Can you pull out each line of the data below that includes the word "text"?

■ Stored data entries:
= = = = = = =
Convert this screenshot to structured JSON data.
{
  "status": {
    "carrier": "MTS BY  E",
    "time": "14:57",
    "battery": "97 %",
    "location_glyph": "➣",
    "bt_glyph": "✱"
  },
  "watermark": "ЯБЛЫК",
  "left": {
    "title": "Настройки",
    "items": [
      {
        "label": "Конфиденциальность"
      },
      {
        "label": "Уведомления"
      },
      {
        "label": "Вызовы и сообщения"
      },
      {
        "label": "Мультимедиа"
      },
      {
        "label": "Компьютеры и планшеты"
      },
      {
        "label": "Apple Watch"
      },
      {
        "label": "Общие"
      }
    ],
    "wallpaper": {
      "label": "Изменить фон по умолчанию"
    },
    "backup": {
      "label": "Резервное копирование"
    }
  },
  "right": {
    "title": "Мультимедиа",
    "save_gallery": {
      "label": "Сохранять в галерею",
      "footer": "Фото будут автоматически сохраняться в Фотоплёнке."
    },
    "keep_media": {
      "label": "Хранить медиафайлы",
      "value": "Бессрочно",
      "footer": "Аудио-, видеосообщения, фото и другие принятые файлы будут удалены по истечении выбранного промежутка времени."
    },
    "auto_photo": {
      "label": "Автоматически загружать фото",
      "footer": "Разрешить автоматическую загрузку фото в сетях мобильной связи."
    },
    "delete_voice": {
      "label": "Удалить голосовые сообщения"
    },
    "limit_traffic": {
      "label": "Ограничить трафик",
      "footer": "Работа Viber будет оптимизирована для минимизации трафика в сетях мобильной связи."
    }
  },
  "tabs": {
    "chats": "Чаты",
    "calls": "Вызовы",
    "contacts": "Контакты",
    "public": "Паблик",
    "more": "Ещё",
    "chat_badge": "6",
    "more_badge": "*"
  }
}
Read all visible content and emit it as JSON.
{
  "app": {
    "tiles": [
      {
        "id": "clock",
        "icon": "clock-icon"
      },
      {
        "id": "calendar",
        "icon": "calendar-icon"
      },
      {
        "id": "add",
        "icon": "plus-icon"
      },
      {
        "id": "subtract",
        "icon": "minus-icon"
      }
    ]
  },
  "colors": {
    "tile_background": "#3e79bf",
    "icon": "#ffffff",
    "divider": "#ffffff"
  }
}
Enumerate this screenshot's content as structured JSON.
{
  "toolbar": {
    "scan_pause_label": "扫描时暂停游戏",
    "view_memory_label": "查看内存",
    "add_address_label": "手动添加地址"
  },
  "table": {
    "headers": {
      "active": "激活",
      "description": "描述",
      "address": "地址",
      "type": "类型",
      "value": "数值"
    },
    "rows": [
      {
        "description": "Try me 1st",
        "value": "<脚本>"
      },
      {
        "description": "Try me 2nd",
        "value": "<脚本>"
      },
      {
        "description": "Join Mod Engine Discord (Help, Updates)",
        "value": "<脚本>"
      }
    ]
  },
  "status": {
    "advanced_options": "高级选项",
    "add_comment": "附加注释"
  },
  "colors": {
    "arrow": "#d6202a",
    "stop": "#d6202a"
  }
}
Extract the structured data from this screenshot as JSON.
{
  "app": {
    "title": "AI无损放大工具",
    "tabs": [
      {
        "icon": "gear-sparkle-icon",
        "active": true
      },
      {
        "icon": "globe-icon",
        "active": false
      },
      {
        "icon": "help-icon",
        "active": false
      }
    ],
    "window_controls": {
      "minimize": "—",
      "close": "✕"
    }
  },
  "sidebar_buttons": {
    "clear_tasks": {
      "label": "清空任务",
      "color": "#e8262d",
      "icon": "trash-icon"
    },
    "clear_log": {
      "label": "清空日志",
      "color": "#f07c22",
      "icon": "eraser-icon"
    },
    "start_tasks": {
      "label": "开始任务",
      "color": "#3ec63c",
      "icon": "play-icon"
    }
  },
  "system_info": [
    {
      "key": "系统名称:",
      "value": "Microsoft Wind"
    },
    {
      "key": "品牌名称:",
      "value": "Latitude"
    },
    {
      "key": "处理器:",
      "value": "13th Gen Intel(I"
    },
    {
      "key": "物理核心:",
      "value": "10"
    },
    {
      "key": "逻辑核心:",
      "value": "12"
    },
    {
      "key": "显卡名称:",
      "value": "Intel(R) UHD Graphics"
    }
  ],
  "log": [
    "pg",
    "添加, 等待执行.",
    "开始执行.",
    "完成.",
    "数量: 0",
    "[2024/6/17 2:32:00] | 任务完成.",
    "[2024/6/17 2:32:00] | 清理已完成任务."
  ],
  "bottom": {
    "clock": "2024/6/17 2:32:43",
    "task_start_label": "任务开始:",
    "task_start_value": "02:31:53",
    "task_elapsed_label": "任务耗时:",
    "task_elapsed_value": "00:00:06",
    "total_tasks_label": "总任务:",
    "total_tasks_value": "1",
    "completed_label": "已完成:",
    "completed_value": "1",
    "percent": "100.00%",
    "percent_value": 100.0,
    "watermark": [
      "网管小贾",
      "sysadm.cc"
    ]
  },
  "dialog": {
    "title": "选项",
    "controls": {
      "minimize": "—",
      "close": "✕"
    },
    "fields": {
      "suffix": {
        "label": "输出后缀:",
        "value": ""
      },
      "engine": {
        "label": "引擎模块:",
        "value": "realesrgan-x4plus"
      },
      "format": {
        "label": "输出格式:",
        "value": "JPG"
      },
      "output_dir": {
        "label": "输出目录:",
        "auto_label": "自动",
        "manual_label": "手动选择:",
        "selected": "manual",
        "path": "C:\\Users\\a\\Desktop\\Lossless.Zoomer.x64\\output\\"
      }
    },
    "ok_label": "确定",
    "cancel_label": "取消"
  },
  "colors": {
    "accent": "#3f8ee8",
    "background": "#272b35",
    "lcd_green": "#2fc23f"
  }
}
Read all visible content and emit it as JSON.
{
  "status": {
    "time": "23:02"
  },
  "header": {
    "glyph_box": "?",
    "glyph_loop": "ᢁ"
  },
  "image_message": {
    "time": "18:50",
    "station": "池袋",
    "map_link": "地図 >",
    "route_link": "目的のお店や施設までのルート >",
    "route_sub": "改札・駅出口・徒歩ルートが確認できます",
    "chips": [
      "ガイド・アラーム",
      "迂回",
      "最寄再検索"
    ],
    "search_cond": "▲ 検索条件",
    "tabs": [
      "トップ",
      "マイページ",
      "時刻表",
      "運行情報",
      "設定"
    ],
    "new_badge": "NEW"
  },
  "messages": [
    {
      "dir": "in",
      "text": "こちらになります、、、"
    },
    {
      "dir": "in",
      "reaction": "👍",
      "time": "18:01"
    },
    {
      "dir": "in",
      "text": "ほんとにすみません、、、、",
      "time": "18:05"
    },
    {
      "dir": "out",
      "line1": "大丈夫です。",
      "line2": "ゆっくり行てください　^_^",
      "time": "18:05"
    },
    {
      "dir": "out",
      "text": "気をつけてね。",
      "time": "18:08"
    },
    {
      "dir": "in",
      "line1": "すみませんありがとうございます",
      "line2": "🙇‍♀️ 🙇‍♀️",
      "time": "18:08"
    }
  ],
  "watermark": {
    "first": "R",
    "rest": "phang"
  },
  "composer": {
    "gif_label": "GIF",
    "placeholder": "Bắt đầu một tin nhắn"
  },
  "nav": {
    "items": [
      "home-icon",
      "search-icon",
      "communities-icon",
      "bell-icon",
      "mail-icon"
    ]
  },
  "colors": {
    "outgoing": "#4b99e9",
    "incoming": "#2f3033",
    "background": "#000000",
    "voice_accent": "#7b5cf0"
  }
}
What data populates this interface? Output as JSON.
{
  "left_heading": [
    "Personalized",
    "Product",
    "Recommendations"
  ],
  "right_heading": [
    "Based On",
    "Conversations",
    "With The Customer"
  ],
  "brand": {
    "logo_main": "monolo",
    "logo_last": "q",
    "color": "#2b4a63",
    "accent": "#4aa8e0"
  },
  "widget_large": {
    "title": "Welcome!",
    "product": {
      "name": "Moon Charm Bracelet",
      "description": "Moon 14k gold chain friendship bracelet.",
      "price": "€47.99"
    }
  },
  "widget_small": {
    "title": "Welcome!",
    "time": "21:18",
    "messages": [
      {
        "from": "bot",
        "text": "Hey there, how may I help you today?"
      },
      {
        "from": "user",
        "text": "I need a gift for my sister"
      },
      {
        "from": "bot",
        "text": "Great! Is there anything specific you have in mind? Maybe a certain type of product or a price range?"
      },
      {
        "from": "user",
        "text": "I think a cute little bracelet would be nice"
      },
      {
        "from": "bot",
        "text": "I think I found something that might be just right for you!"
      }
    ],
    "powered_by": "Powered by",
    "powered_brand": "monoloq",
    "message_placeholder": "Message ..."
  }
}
= = = = = = =
■ Expected output:
      "text": "こちらになります、、、"
      "text": "ほんとにすみません、、、、",
      "text": "気をつけてね。",
        "text": "Hey there, how may I help you today?"
        "text": "I need a gift for my sister"
        "text": "Great! Is there anything specific you have in mind? Maybe a certain type of product or a price range?"
        "text": "I think a cute little bracelet would be nice"
        "text": "I think I found something that might be just right for you!"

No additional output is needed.